WHAT TO PRODUCE:
Make an exact copy of the lines, leaving the pictures out.

SOURCE DATA:

################

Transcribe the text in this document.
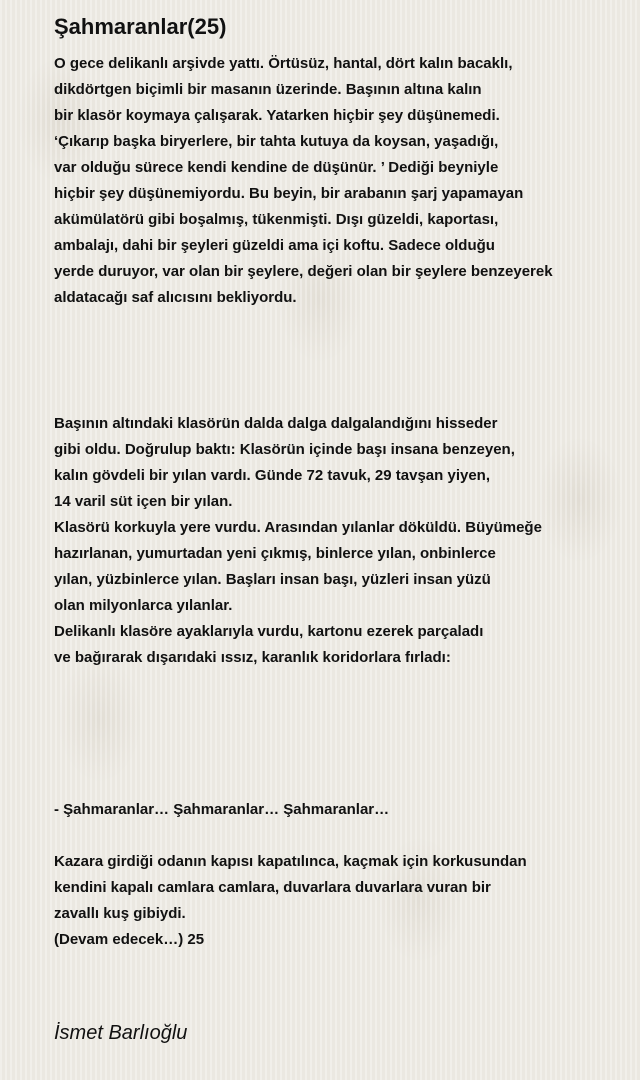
Şahmaranlar(25)
O gece delikanlı arşivde yattı. Örtüsüz, hantal, dört kalın bacaklı,
dikdörtgen biçimli bir masanın üzerinde. Başının altına kalın
bir klasör koymaya çalışarak. Yatarken hiçbir şey düşünemedi.
‘Çıkarıp başka biryerlere, bir tahta kutuya da koysan, yaşadığı,
var olduğu sürece kendi kendine de düşünür. ’ Dediği beyniyle
hiçbir şey düşünemiyordu. Bu beyin, bir arabanın şarj yapamayan
akümülatörü gibi boşalmış, tükenmişti. Dışı güzeldi, kaportası,
ambalajı, dahi bir şeyleri güzeldi ama içi koftu. Sadece olduğu
yerde duruyor, var olan bir şeylere, değeri olan bir şeylere benzeyerek
aldatacağı saf alıcısını bekliyordu.
Başının altındaki klasörün dalda dalga dalgalandığını hisseder
gibi oldu. Doğrulup baktı: Klasörün içinde başı insana benzeyen,
kalın gövdeli bir yılan vardı. Günde 72 tavuk, 29 tavşan yiyen,
14 varil süt içen bir yılan.
Klasörü korkuyla yere vurdu. Arasından yılanlar döküldü. Büyümeğe
hazırlanan, yumurtadan yeni çıkmış, binlerce yılan, onbinlerce
yılan, yüzbinlerce yılan. Başları insan başı, yüzleri insan yüzü
olan milyonlarca yılanlar.
Delikanlı klasöre ayaklarıyla vurdu, kartonu ezerek parçaladı
ve bağırarak dışarıdaki ıssız, karanlık koridorlara fırladı:
- Şahmaranlar… Şahmaranlar… Şahmaranlar…
Kazara girdiği odanın kapısı kapatılınca, kaçmak için korkusundan
kendini kapalı camlara camlara, duvarlara duvarlara vuran bir
zavallı kuş gibiydi.
(Devam edecek…) 25
İsmet Barlıoğlu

################

EXERCISE RESPONSE:
Transcribe the text in this document.
Şahmaranlar(25)
O gece delikanlı arşivde yattı. Örtüsüz, hantal, dört kalın bacaklı,
dikdörtgen biçimli bir masanın üzerinde. Başının altına kalın
bir klasör koymaya çalışarak. Yatarken hiçbir şey düşünemedi.
‘Çıkarıp başka biryerlere, bir tahta kutuya da koysan, yaşadığı,
var olduğu sürece kendi kendine de düşünür. ’ Dediği beyniyle
hiçbir şey düşünemiyordu. Bu beyin, bir arabanın şarj yapamayan
akümülatörü gibi boşalmış, tükenmişti. Dışı güzeldi, kaportası,
ambalajı, dahi bir şeyleri güzeldi ama içi koftu. Sadece olduğu
yerde duruyor, var olan bir şeylere, değeri olan bir şeylere benzeyerek
aldatacağı saf alıcısını bekliyordu.
Başının altındaki klasörün dalda dalga dalgalandığını hisseder
gibi oldu. Doğrulup baktı: Klasörün içinde başı insana benzeyen,
kalın gövdeli bir yılan vardı. Günde 72 tavuk, 29 tavşan yiyen,
14 varil süt içen bir yılan.
Klasörü korkuyla yere vurdu. Arasından yılanlar döküldü. Büyümeğe
hazırlanan, yumurtadan yeni çıkmış, binlerce yılan, onbinlerce
yılan, yüzbinlerce yılan. Başları insan başı, yüzleri insan yüzü
olan milyonlarca yılanlar.
Delikanlı klasöre ayaklarıyla vurdu, kartonu ezerek parçaladı
ve bağırarak dışarıdaki ıssız, karanlık koridorlara fırladı:
- Şahmaranlar… Şahmaranlar… Şahmaranlar…
Kazara girdiği odanın kapısı kapatılınca, kaçmak için korkusundan
kendini kapalı camlara camlara, duvarlara duvarlara vuran bir
zavallı kuş gibiydi.
(Devam edecek…) 25
İsmet Barlıoğlu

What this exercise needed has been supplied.